[What you have to do]: Identify the lines bearing the string "title" and gather them.

## Begin Listed entries

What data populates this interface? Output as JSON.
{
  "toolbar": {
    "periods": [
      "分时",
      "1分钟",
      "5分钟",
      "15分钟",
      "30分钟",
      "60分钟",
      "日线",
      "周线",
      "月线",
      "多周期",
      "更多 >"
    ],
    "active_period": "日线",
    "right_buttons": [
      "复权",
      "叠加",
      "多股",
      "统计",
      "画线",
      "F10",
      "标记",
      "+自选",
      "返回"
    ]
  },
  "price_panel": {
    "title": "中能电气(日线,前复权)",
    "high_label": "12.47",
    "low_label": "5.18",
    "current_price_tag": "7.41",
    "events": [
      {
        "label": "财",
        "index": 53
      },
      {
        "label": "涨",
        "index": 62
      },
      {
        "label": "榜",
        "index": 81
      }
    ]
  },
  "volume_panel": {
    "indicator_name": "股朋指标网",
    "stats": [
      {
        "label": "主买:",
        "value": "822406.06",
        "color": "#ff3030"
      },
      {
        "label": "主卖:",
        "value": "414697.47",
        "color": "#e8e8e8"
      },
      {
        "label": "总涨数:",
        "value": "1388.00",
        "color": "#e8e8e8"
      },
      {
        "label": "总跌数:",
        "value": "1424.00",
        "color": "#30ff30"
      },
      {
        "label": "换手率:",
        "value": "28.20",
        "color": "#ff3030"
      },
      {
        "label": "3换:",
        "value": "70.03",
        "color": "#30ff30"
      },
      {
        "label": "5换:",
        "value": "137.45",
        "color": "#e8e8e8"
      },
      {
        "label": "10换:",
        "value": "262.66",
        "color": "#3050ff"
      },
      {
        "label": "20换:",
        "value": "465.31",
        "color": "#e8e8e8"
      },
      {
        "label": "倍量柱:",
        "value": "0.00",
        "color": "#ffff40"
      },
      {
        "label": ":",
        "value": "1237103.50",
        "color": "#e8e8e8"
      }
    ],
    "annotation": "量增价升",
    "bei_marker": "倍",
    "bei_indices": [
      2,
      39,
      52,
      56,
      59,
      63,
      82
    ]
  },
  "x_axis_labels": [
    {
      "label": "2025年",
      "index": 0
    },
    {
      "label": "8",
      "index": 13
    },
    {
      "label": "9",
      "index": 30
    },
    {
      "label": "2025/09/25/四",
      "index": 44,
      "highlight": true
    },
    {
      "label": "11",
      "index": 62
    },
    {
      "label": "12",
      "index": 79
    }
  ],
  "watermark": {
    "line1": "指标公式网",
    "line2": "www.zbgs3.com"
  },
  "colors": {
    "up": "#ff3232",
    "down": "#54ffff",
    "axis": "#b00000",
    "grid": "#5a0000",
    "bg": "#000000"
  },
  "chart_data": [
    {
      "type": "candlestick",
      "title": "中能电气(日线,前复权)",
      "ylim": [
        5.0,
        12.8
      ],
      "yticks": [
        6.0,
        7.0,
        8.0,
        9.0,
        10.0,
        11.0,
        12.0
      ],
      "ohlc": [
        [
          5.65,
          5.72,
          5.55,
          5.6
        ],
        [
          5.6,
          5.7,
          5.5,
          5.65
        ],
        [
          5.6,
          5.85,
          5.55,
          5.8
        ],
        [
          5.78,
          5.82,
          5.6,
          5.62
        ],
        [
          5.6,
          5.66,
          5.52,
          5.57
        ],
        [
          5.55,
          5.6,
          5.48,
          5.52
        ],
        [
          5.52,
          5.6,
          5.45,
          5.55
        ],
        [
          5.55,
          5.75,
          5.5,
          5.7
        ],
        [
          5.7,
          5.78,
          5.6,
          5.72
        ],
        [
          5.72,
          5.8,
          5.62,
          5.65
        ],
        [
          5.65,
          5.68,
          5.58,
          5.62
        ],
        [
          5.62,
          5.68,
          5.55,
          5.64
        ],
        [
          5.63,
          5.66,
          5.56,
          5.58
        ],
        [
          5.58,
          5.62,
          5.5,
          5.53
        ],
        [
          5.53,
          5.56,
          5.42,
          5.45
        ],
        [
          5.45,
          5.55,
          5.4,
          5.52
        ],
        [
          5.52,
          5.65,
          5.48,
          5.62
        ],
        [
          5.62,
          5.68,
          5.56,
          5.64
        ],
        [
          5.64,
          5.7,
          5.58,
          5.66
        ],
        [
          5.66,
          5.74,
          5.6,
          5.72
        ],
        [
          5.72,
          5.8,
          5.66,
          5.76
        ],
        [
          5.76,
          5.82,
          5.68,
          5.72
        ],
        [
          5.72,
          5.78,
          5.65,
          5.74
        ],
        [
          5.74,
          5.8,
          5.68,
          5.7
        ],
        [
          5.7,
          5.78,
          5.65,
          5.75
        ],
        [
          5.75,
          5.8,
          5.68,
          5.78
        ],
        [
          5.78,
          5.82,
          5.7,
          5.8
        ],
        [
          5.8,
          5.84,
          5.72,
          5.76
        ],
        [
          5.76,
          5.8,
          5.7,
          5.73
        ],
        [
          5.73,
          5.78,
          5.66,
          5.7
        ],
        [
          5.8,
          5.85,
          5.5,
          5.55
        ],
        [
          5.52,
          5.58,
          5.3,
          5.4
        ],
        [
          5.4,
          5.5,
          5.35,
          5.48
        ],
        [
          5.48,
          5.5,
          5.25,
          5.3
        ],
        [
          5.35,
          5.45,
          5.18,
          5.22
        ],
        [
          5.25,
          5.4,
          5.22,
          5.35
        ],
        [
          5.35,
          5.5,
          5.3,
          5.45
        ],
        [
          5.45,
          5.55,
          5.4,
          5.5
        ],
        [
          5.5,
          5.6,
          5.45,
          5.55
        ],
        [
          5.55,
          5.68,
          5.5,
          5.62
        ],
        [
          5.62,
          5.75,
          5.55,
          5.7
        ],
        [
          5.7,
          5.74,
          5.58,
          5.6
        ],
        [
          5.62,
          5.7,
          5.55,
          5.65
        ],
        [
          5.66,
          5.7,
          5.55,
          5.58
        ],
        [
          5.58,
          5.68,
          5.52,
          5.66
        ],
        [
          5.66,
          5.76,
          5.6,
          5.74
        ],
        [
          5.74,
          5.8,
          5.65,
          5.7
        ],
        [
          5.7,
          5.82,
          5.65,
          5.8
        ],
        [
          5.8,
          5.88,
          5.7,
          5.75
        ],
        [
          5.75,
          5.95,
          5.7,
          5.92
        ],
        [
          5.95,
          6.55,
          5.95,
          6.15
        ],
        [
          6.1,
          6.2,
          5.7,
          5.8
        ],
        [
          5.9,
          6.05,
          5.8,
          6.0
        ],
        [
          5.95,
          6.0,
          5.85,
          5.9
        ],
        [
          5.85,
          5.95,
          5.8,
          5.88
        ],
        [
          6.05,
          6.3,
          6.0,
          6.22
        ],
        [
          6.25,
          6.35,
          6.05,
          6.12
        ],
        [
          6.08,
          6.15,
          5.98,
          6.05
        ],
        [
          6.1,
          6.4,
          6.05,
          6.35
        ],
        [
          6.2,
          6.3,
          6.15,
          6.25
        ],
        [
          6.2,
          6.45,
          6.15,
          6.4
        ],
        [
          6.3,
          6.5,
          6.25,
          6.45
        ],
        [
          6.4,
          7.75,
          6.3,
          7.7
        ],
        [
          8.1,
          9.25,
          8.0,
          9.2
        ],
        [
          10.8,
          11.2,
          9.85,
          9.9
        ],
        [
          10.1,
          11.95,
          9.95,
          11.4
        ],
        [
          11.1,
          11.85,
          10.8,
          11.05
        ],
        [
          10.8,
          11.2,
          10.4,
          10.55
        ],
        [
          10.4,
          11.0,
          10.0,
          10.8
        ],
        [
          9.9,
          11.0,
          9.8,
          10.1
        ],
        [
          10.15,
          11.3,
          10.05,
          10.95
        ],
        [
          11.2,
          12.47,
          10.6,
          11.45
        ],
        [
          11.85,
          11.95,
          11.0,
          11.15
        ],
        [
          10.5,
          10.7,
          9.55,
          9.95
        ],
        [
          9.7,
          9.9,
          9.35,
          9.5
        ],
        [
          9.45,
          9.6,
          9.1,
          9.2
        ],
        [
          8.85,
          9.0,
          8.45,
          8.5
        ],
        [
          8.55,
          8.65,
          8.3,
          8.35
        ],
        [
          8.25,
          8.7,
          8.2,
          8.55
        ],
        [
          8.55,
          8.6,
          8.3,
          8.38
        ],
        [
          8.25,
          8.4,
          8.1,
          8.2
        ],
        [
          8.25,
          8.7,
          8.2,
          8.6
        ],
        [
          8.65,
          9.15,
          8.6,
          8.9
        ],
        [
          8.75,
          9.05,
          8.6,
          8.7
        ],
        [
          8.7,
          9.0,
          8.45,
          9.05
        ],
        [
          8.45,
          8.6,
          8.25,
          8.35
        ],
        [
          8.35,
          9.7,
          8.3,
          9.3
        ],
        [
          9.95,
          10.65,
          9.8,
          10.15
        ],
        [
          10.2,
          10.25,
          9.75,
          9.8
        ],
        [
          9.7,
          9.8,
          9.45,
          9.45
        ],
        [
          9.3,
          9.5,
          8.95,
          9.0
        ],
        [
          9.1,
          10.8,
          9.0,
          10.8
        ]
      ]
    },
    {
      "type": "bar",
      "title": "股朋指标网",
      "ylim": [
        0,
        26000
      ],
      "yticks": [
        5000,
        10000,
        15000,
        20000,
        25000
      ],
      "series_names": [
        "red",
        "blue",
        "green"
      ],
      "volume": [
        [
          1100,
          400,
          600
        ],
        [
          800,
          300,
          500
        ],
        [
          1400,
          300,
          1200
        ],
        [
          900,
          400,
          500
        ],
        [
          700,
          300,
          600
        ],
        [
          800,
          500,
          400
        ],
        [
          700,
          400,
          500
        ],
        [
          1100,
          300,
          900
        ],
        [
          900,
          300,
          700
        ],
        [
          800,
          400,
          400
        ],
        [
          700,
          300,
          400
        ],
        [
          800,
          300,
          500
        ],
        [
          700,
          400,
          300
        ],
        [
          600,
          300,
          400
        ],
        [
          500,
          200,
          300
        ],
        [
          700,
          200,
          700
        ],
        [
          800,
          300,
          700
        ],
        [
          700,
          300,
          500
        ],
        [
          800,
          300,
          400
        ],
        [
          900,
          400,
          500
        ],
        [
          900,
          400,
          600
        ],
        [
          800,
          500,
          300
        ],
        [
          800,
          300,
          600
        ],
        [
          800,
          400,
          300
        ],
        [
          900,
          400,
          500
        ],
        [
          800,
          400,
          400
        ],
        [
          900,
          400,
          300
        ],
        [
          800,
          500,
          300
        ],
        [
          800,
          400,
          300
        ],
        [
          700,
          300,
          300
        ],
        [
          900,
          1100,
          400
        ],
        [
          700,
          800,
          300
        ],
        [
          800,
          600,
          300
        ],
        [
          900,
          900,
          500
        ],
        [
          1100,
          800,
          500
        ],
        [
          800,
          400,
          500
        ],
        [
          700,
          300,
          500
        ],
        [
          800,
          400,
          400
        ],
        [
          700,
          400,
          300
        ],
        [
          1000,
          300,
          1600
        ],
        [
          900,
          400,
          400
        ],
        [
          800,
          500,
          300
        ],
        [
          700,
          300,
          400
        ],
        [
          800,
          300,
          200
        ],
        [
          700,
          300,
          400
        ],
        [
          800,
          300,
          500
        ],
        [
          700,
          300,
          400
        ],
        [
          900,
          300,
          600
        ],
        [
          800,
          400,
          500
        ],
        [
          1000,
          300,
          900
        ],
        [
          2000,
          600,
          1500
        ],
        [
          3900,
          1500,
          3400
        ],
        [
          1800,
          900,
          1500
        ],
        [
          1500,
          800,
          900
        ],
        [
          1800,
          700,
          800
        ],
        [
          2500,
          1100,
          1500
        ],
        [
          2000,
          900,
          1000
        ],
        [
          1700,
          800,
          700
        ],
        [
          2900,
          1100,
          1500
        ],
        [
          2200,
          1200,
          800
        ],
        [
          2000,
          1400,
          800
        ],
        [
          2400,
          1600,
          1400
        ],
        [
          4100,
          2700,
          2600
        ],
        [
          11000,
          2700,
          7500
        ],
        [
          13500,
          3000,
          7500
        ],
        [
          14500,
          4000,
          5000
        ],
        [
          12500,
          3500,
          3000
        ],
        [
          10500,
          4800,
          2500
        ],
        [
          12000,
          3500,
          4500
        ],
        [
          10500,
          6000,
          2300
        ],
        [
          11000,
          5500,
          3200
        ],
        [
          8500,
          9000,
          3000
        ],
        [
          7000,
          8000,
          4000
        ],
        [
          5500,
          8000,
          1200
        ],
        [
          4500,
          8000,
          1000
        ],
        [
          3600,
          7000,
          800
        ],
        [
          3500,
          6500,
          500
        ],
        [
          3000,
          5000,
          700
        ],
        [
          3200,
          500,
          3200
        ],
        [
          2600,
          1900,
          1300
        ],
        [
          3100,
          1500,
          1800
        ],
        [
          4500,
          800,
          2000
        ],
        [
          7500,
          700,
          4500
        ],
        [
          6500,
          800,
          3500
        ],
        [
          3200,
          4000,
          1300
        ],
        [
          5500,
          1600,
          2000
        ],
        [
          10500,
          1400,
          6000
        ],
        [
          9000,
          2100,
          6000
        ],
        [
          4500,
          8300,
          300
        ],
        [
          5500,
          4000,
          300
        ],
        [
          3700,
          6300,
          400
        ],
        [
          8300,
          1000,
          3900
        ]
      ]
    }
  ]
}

## End Listed entries

[Correct answer]:
    "title": "中能电气(日线,前复权)",
      "title": "中能电气(日线,前复权)",
      "title": "股朋指标网",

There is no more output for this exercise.